Element box annotations
######

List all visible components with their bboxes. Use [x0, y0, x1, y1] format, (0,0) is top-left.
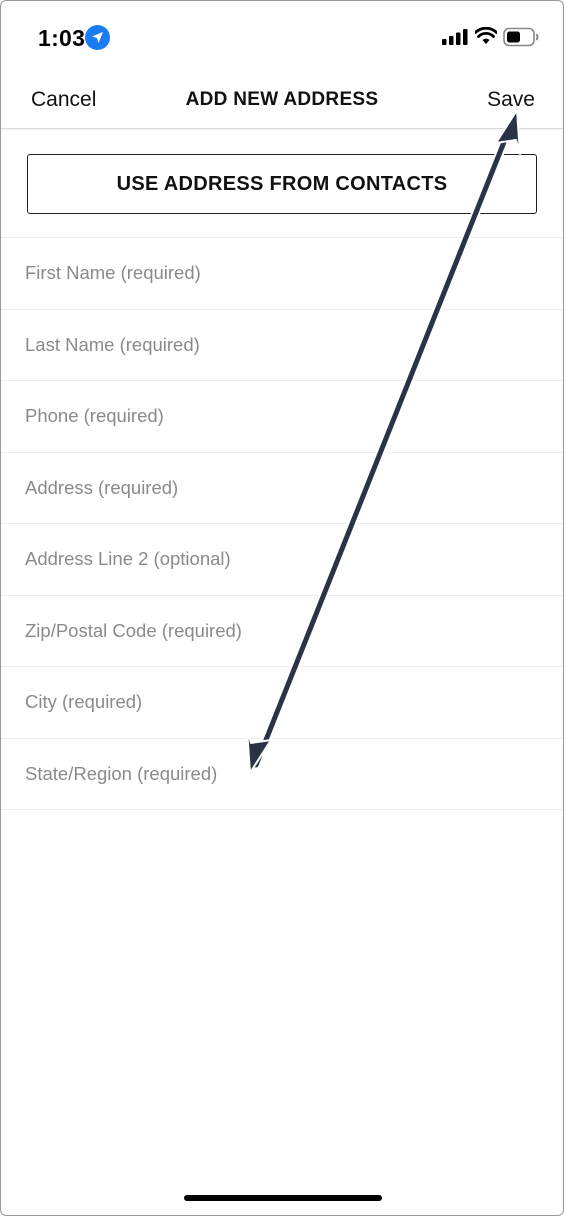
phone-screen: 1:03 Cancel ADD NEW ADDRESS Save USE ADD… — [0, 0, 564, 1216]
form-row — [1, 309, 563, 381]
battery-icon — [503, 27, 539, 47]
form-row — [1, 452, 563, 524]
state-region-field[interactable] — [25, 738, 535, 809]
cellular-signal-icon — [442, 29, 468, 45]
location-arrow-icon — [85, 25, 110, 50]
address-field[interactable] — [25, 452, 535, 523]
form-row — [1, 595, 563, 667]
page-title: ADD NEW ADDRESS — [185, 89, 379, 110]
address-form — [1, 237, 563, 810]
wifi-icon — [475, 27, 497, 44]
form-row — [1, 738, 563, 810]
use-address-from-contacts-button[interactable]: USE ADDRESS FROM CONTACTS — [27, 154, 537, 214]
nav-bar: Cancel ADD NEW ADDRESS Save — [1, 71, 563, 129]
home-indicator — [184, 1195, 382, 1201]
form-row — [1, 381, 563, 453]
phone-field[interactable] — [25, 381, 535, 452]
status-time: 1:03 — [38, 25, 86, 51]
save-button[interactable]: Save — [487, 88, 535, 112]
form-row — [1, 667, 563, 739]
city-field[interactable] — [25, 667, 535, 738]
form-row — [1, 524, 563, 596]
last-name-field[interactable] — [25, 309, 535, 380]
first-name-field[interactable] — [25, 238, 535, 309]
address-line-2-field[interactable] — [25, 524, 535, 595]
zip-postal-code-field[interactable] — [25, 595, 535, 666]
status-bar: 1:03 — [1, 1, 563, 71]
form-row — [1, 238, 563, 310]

######

Aim of the task
Please retype every line of the records above without changing anything, and leave the pictures out of your answer.

Answer to the problem
List all visible components with their bboxes. Use [x0, y0, x1, y1] format, (0,0) is top-left.
phone-screen: 1:03 Cancel ADD NEW ADDRESS Save USE ADD… — [0, 0, 564, 1216]
form-row — [1, 309, 563, 381]
battery-icon — [503, 27, 539, 47]
form-row — [1, 452, 563, 524]
state-region-field[interactable] — [25, 738, 535, 809]
cellular-signal-icon — [442, 29, 468, 45]
location-arrow-icon — [85, 25, 110, 50]
address-field[interactable] — [25, 452, 535, 523]
form-row — [1, 595, 563, 667]
page-title: ADD NEW ADDRESS — [185, 89, 379, 110]
address-form — [1, 237, 563, 810]
wifi-icon — [475, 27, 497, 44]
form-row — [1, 738, 563, 810]
use-address-from-contacts-button[interactable]: USE ADDRESS FROM CONTACTS — [27, 154, 537, 214]
nav-bar: Cancel ADD NEW ADDRESS Save — [1, 71, 563, 129]
home-indicator — [184, 1195, 382, 1201]
form-row — [1, 381, 563, 453]
phone-field[interactable] — [25, 381, 535, 452]
status-time: 1:03 — [38, 25, 86, 51]
save-button[interactable]: Save — [487, 88, 535, 112]
form-row — [1, 667, 563, 739]
city-field[interactable] — [25, 667, 535, 738]
form-row — [1, 524, 563, 596]
last-name-field[interactable] — [25, 309, 535, 380]
first-name-field[interactable] — [25, 238, 535, 309]
address-line-2-field[interactable] — [25, 524, 535, 595]
zip-postal-code-field[interactable] — [25, 595, 535, 666]
status-bar: 1:03 — [1, 1, 563, 71]
form-row — [1, 238, 563, 310]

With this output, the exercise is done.